§ **REQUIRED TASK**
Output every one of the drawing layout records below verbatim, line by line, without altering any character.

[Stored items]
┄┄┄┄┄┄

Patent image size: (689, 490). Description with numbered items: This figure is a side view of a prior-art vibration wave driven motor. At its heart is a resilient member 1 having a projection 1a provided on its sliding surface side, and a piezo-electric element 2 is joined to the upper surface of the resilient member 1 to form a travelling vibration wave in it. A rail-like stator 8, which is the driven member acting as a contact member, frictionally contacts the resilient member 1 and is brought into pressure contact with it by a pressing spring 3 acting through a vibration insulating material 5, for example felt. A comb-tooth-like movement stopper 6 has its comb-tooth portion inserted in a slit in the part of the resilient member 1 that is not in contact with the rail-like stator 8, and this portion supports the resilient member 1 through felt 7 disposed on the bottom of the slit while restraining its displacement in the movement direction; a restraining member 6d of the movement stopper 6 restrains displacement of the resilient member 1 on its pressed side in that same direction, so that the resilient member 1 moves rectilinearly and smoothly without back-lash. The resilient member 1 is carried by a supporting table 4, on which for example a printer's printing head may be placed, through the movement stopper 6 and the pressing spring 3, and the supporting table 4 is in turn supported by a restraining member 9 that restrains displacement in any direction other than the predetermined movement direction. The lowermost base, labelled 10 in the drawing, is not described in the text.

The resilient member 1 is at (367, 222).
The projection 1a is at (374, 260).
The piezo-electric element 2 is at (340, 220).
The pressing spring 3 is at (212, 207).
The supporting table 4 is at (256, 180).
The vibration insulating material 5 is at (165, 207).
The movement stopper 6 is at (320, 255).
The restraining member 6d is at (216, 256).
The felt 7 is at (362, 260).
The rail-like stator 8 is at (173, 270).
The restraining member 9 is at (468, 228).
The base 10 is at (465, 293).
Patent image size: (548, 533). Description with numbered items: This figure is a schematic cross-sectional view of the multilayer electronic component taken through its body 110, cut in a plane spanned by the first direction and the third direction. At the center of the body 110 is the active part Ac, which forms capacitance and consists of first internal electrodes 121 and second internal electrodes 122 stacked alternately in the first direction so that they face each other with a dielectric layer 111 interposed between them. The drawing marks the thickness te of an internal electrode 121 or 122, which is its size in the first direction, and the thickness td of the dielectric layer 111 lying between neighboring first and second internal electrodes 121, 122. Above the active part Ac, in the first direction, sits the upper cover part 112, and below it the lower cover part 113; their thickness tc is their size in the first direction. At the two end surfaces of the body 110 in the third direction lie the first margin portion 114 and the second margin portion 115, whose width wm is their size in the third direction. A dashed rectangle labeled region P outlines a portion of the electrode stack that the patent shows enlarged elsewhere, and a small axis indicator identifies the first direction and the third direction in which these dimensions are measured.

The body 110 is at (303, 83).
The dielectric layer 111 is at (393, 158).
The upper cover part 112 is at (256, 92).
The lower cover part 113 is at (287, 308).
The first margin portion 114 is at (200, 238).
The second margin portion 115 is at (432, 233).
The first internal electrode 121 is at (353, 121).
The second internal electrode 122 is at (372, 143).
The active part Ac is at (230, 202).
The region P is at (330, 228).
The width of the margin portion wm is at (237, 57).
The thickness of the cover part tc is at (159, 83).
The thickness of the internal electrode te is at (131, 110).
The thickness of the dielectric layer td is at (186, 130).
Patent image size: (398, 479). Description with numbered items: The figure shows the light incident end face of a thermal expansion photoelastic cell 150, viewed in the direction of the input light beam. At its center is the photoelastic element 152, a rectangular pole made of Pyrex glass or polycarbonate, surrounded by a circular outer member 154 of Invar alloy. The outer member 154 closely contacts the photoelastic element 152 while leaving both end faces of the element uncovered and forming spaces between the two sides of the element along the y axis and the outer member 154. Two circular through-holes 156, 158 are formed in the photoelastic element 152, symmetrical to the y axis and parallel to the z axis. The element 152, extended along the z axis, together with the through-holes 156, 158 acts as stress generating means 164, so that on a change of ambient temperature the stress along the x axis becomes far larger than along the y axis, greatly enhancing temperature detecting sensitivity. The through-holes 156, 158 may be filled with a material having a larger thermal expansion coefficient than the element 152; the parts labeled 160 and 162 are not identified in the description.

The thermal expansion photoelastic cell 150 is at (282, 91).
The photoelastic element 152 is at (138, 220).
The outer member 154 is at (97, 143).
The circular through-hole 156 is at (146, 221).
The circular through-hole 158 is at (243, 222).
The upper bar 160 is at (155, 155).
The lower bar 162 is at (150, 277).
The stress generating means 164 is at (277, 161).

┄┄┄┄┄┄

§ **SOLUTION TO THIS PROBLEM**
Patent image size: (689, 490). Description with numbered items: This figure is a side view of a prior-art vibration wave driven motor. At its heart is a resilient member 1 having a projection 1a provided on its sliding surface side, and a piezo-electric element 2 is joined to the upper surface of the resilient member 1 to form a travelling vibration wave in it. A rail-like stator 8, which is the driven member acting as a contact member, frictionally contacts the resilient member 1 and is brought into pressure contact with it by a pressing spring 3 acting through a vibration insulating material 5, for example felt. A comb-tooth-like movement stopper 6 has its comb-tooth portion inserted in a slit in the part of the resilient member 1 that is not in contact with the rail-like stator 8, and this portion supports the resilient member 1 through felt 7 disposed on the bottom of the slit while restraining its displacement in the movement direction; a restraining member 6d of the movement stopper 6 restrains displacement of the resilient member 1 on its pressed side in that same direction, so that the resilient member 1 moves rectilinearly and smoothly without back-lash. The resilient member 1 is carried by a supporting table 4, on which for example a printer's printing head may be placed, through the movement stopper 6 and the pressing spring 3, and the supporting table 4 is in turn supported by a restraining member 9 that restrains displacement in any direction other than the predetermined movement direction. The lowermost base, labelled 10 in the drawing, is not described in the text.

The resilient member 1 is at (367, 222).
The projection 1a is at (374, 260).
The piezo-electric element 2 is at (340, 220).
The pressing spring 3 is at (212, 207).
The supporting table 4 is at (256, 180).
The vibration insulating material 5 is at (165, 207).
The movement stopper 6 is at (320, 255).
The restraining member 6d is at (216, 256).
The felt 7 is at (362, 260).
The rail-like stator 8 is at (173, 270).
The restraining member 9 is at (468, 228).
The base 10 is at (465, 293).
Patent image size: (548, 533). Description with numbered items: This figure is a schematic cross-sectional view of the multilayer electronic component taken through its body 110, cut in a plane spanned by the first direction and the third direction. At the center of the body 110 is the active part Ac, which forms capacitance and consists of first internal electrodes 121 and second internal electrodes 122 stacked alternately in the first direction so that they face each other with a dielectric layer 111 interposed between them. The drawing marks the thickness te of an internal electrode 121 or 122, which is its size in the first direction, and the thickness td of the dielectric layer 111 lying between neighboring first and second internal electrodes 121, 122. Above the active part Ac, in the first direction, sits the upper cover part 112, and below it the lower cover part 113; their thickness tc is their size in the first direction. At the two end surfaces of the body 110 in the third direction lie the first margin portion 114 and the second margin portion 115, whose width wm is their size in the third direction. A dashed rectangle labeled region P outlines a portion of the electrode stack that the patent shows enlarged elsewhere, and a small axis indicator identifies the first direction and the third direction in which these dimensions are measured.

The body 110 is at (303, 83).
The dielectric layer 111 is at (393, 158).
The upper cover part 112 is at (256, 92).
The lower cover part 113 is at (287, 308).
The first margin portion 114 is at (200, 238).
The second margin portion 115 is at (432, 233).
The first internal electrode 121 is at (353, 121).
The second internal electrode 122 is at (372, 143).
The active part Ac is at (230, 202).
The region P is at (330, 228).
The width of the margin portion wm is at (237, 57).
The thickness of the cover part tc is at (159, 83).
The thickness of the internal electrode te is at (131, 110).
The thickness of the dielectric layer td is at (186, 130).
Patent image size: (398, 479). Description with numbered items: The figure shows the light incident end face of a thermal expansion photoelastic cell 150, viewed in the direction of the input light beam. At its center is the photoelastic element 152, a rectangular pole made of Pyrex glass or polycarbonate, surrounded by a circular outer member 154 of Invar alloy. The outer member 154 closely contacts the photoelastic element 152 while leaving both end faces of the element uncovered and forming spaces between the two sides of the element along the y axis and the outer member 154. Two circular through-holes 156, 158 are formed in the photoelastic element 152, symmetrical to the y axis and parallel to the z axis. The element 152, extended along the z axis, together with the through-holes 156, 158 acts as stress generating means 164, so that on a change of ambient temperature the stress along the x axis becomes far larger than along the y axis, greatly enhancing temperature detecting sensitivity. The through-holes 156, 158 may be filled with a material having a larger thermal expansion coefficient than the element 152; the parts labeled 160 and 162 are not identified in the description.

The thermal expansion photoelastic cell 150 is at (282, 91).
The photoelastic element 152 is at (138, 220).
The outer member 154 is at (97, 143).
The circular through-hole 156 is at (146, 221).
The circular through-hole 158 is at (243, 222).
The upper bar 160 is at (155, 155).
The lower bar 162 is at (150, 277).
The stress generating means 164 is at (277, 161).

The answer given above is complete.